**Instructions to follow:**
Transcribe the data that follows precisely, omitting nothing.

[Raw records]
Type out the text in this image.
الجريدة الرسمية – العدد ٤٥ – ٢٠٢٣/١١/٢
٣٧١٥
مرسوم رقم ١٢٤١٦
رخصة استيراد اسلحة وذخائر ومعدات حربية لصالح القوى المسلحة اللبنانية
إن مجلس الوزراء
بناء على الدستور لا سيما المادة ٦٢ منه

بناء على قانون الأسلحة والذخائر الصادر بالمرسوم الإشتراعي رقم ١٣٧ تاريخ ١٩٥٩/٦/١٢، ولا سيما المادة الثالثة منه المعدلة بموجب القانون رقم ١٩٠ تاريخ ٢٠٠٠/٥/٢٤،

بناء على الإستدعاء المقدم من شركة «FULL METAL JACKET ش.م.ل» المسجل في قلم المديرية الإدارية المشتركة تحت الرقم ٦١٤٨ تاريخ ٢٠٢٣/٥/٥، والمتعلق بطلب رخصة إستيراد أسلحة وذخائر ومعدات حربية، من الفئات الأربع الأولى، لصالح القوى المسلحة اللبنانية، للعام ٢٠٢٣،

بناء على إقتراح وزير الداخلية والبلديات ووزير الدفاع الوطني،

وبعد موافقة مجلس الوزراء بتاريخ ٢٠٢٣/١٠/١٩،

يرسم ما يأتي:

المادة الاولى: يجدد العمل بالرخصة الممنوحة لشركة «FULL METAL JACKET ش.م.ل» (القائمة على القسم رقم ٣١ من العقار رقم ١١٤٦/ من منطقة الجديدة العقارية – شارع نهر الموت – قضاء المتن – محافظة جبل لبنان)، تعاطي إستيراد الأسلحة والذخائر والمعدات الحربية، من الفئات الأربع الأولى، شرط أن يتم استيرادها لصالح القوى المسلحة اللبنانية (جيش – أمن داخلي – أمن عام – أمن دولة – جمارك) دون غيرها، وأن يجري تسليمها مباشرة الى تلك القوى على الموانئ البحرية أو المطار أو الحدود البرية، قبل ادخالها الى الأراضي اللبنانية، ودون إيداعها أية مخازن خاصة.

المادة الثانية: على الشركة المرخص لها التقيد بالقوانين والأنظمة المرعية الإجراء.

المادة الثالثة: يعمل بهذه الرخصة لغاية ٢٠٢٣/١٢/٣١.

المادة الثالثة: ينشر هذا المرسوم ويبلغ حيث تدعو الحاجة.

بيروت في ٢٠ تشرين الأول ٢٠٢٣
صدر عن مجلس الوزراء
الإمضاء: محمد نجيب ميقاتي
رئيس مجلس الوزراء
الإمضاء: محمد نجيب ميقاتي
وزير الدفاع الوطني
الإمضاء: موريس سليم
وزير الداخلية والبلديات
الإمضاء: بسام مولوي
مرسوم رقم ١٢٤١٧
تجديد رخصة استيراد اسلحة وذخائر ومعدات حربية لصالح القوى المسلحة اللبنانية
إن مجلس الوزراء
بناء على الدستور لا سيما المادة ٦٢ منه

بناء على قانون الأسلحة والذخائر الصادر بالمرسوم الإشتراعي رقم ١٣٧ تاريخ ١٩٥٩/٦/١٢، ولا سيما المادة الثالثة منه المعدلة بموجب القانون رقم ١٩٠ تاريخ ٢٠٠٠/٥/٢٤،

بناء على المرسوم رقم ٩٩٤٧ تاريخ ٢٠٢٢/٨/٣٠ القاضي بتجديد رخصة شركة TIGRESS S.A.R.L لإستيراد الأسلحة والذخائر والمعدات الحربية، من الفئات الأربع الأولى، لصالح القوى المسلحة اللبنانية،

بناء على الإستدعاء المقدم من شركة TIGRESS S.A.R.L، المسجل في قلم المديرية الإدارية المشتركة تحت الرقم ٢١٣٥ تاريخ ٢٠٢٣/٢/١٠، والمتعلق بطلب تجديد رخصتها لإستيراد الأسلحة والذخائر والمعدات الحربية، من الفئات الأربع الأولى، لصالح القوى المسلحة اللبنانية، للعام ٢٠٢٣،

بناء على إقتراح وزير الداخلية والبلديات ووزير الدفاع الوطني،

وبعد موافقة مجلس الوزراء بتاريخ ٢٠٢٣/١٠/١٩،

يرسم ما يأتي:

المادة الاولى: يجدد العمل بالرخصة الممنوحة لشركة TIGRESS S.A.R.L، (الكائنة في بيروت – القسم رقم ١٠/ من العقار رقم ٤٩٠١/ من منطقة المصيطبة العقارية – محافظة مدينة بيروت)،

**The response:**
Type out the text in this image.
الجريدة الرسمية – العدد ٤٥ – ٢٠٢٣/١١/٢
٣٧١٥
مرسوم رقم ١٢٤١٦
رخصة استيراد اسلحة وذخائر ومعدات حربية لصالح القوى المسلحة اللبنانية
إن مجلس الوزراء
بناء على الدستور لا سيما المادة ٦٢ منه

بناء على قانون الأسلحة والذخائر الصادر بالمرسوم الإشتراعي رقم ١٣٧ تاريخ ١٩٥٩/٦/١٢، ولا سيما المادة الثالثة منه المعدلة بموجب القانون رقم ١٩٠ تاريخ ٢٠٠٠/٥/٢٤،

بناء على الإستدعاء المقدم من شركة «FULL METAL JACKET ش.م.ل» المسجل في قلم المديرية الإدارية المشتركة تحت الرقم ٦١٤٨ تاريخ ٢٠٢٣/٥/٥، والمتعلق بطلب رخصة إستيراد أسلحة وذخائر ومعدات حربية، من الفئات الأربع الأولى، لصالح القوى المسلحة اللبنانية، للعام ٢٠٢٣،

بناء على إقتراح وزير الداخلية والبلديات ووزير الدفاع الوطني،

وبعد موافقة مجلس الوزراء بتاريخ ٢٠٢٣/١٠/١٩،

يرسم ما يأتي:

المادة الاولى: يجدد العمل بالرخصة الممنوحة لشركة «FULL METAL JACKET ش.م.ل» (القائمة على القسم رقم ٣١ من العقار رقم ١١٤٦/ من منطقة الجديدة العقارية – شارع نهر الموت – قضاء المتن – محافظة جبل لبنان)، تعاطي إستيراد الأسلحة والذخائر والمعدات الحربية، من الفئات الأربع الأولى، شرط أن يتم استيرادها لصالح القوى المسلحة اللبنانية (جيش – أمن داخلي – أمن عام – أمن دولة – جمارك) دون غيرها، وأن يجري تسليمها مباشرة الى تلك القوى على الموانئ البحرية أو المطار أو الحدود البرية، قبل ادخالها الى الأراضي اللبنانية، ودون إيداعها أية مخازن خاصة.

المادة الثانية: على الشركة المرخص لها التقيد بالقوانين والأنظمة المرعية الإجراء.

المادة الثالثة: يعمل بهذه الرخصة لغاية ٢٠٢٣/١٢/٣١.

المادة الثالثة: ينشر هذا المرسوم ويبلغ حيث تدعو الحاجة.

بيروت في ٢٠ تشرين الأول ٢٠٢٣
صدر عن مجلس الوزراء
الإمضاء: محمد نجيب ميقاتي
رئيس مجلس الوزراء
الإمضاء: محمد نجيب ميقاتي
وزير الدفاع الوطني
الإمضاء: موريس سليم
وزير الداخلية والبلديات
الإمضاء: بسام مولوي
مرسوم رقم ١٢٤١٧
تجديد رخصة استيراد اسلحة وذخائر ومعدات حربية لصالح القوى المسلحة اللبنانية
إن مجلس الوزراء
بناء على الدستور لا سيما المادة ٦٢ منه

بناء على قانون الأسلحة والذخائر الصادر بالمرسوم الإشتراعي رقم ١٣٧ تاريخ ١٩٥٩/٦/١٢، ولا سيما المادة الثالثة منه المعدلة بموجب القانون رقم ١٩٠ تاريخ ٢٠٠٠/٥/٢٤،

بناء على المرسوم رقم ٩٩٤٧ تاريخ ٢٠٢٢/٨/٣٠ القاضي بتجديد رخصة شركة TIGRESS S.A.R.L لإستيراد الأسلحة والذخائر والمعدات الحربية، من الفئات الأربع الأولى، لصالح القوى المسلحة اللبنانية،

بناء على الإستدعاء المقدم من شركة TIGRESS S.A.R.L، المسجل في قلم المديرية الإدارية المشتركة تحت الرقم ٢١٣٥ تاريخ ٢٠٢٣/٢/١٠، والمتعلق بطلب تجديد رخصتها لإستيراد الأسلحة والذخائر والمعدات الحربية، من الفئات الأربع الأولى، لصالح القوى المسلحة اللبنانية، للعام ٢٠٢٣،

بناء على إقتراح وزير الداخلية والبلديات ووزير الدفاع الوطني،

وبعد موافقة مجلس الوزراء بتاريخ ٢٠٢٣/١٠/١٩،

يرسم ما يأتي:

المادة الاولى: يجدد العمل بالرخصة الممنوحة لشركة TIGRESS S.A.R.L، (الكائنة في بيروت – القسم رقم ١٠/ من العقار رقم ٤٩٠١/ من منطقة المصيطبة العقارية – محافظة مدينة بيروت)،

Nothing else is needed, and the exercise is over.